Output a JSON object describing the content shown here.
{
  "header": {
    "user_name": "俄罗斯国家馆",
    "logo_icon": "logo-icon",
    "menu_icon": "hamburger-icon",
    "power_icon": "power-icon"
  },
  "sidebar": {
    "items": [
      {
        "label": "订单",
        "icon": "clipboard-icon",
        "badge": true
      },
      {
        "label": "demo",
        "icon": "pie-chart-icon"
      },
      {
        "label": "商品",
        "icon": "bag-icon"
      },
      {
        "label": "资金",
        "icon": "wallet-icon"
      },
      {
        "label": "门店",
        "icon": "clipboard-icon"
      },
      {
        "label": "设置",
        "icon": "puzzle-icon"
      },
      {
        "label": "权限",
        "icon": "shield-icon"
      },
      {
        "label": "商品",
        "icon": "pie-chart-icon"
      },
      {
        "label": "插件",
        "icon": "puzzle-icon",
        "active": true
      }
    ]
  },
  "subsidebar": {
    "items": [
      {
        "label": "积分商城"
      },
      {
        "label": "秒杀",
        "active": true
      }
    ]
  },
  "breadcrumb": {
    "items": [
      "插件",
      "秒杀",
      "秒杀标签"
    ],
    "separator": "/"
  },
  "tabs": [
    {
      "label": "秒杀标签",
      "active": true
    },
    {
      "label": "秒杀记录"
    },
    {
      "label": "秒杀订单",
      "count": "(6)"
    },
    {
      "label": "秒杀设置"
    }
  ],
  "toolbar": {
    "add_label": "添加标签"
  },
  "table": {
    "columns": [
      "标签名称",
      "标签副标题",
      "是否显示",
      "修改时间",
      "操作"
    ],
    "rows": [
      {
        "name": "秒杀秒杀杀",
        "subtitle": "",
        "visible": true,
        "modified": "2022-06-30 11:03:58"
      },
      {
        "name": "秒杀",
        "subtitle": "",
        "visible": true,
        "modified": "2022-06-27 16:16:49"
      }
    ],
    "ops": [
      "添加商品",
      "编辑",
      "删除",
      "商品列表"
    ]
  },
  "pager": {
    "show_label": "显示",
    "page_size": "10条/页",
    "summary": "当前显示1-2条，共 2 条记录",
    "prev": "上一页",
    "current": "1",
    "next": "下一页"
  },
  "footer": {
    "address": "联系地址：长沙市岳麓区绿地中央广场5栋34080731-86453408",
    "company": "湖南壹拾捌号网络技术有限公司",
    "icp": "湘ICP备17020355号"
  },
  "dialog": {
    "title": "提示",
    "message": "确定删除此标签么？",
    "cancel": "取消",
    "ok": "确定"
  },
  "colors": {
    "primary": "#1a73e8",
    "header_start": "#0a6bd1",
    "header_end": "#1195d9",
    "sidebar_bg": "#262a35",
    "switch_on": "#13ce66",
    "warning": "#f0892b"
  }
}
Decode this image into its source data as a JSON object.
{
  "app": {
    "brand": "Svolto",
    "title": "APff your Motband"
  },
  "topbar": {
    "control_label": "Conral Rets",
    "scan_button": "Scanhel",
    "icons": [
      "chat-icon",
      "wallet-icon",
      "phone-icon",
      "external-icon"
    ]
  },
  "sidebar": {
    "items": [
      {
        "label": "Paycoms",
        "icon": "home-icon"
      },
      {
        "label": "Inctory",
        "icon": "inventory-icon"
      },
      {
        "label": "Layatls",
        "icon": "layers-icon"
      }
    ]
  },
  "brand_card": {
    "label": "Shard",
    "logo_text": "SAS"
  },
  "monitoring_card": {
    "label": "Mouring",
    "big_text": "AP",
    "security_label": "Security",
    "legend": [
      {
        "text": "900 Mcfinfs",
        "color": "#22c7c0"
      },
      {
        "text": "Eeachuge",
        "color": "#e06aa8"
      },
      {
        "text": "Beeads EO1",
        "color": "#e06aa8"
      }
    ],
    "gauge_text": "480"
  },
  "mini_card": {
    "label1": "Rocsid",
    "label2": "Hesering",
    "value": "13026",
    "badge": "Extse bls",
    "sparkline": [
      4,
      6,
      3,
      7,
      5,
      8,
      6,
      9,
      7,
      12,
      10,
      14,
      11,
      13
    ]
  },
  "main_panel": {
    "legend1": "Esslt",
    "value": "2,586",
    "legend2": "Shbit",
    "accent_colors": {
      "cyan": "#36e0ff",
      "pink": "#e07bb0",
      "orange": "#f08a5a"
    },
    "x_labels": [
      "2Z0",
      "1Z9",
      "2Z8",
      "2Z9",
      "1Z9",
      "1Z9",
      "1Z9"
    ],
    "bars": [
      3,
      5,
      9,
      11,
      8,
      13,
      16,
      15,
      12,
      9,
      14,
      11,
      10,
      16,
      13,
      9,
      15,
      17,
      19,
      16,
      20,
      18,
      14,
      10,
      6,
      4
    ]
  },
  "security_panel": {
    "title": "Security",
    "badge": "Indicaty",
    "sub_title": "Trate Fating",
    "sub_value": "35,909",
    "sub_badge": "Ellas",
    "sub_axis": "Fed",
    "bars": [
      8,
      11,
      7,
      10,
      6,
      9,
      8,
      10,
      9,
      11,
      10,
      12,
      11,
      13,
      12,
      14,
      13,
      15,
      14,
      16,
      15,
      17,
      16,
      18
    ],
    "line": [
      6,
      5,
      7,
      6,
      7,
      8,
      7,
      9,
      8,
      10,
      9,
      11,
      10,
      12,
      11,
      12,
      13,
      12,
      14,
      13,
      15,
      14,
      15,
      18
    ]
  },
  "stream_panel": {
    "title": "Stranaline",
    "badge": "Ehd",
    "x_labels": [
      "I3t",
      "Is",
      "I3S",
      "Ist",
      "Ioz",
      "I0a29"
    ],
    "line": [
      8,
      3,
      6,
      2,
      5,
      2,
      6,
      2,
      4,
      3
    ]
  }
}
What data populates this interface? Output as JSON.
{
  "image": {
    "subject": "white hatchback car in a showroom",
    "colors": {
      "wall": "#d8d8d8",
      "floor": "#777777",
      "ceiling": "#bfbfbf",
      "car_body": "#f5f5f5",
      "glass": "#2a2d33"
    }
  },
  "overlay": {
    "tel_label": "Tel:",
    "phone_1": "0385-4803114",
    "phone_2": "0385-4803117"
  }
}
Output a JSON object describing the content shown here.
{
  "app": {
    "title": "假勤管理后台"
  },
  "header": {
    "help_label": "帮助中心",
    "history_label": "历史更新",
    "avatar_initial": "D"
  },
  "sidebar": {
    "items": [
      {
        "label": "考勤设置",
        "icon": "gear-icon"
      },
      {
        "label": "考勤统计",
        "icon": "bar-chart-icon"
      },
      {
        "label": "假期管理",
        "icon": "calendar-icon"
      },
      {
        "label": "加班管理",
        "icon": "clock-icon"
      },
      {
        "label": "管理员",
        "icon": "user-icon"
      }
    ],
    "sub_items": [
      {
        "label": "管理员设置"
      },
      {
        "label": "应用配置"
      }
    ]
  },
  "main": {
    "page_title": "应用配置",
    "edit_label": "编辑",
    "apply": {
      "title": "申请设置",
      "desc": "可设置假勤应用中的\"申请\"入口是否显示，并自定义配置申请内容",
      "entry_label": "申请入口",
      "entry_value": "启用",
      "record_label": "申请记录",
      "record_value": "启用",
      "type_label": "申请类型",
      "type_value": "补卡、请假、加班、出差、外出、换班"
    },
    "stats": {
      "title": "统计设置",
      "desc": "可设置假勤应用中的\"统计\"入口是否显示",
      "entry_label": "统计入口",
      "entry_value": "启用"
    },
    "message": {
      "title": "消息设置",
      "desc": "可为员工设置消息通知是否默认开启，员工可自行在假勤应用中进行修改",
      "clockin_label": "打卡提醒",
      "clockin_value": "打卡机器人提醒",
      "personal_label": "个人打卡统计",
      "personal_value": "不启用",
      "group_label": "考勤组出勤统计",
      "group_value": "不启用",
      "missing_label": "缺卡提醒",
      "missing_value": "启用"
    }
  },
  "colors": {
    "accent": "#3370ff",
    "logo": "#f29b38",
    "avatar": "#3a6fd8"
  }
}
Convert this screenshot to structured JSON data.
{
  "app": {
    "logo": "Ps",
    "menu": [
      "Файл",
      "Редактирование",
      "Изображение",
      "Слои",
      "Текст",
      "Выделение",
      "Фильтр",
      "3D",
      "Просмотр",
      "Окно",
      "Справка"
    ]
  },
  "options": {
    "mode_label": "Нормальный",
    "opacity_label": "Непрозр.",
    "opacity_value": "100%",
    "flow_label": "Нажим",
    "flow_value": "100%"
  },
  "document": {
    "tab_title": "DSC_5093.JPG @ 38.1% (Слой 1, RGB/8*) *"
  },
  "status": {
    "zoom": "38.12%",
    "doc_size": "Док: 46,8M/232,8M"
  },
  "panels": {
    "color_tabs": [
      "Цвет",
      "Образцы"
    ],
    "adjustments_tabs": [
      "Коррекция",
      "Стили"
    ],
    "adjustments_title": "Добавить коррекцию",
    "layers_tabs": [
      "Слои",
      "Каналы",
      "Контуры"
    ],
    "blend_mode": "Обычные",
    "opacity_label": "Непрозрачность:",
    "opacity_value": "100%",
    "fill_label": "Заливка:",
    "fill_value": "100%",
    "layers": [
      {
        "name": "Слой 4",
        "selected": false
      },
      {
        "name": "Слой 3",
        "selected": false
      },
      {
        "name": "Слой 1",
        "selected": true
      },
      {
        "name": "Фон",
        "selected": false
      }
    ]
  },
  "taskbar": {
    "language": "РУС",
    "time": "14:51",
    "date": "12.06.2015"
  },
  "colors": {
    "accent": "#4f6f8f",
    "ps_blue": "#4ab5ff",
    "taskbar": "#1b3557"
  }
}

┄┄┄┄┄┄┄┄┄┄

▶ WHAT TO WORK ON:
Extract every line that has the string "data" in it.

▶ RESULT FOR THIS EXERCISE:
Decode this image into its source data as a JSON object.
What data populates this interface? Output as JSON.
Convert this screenshot to structured JSON data.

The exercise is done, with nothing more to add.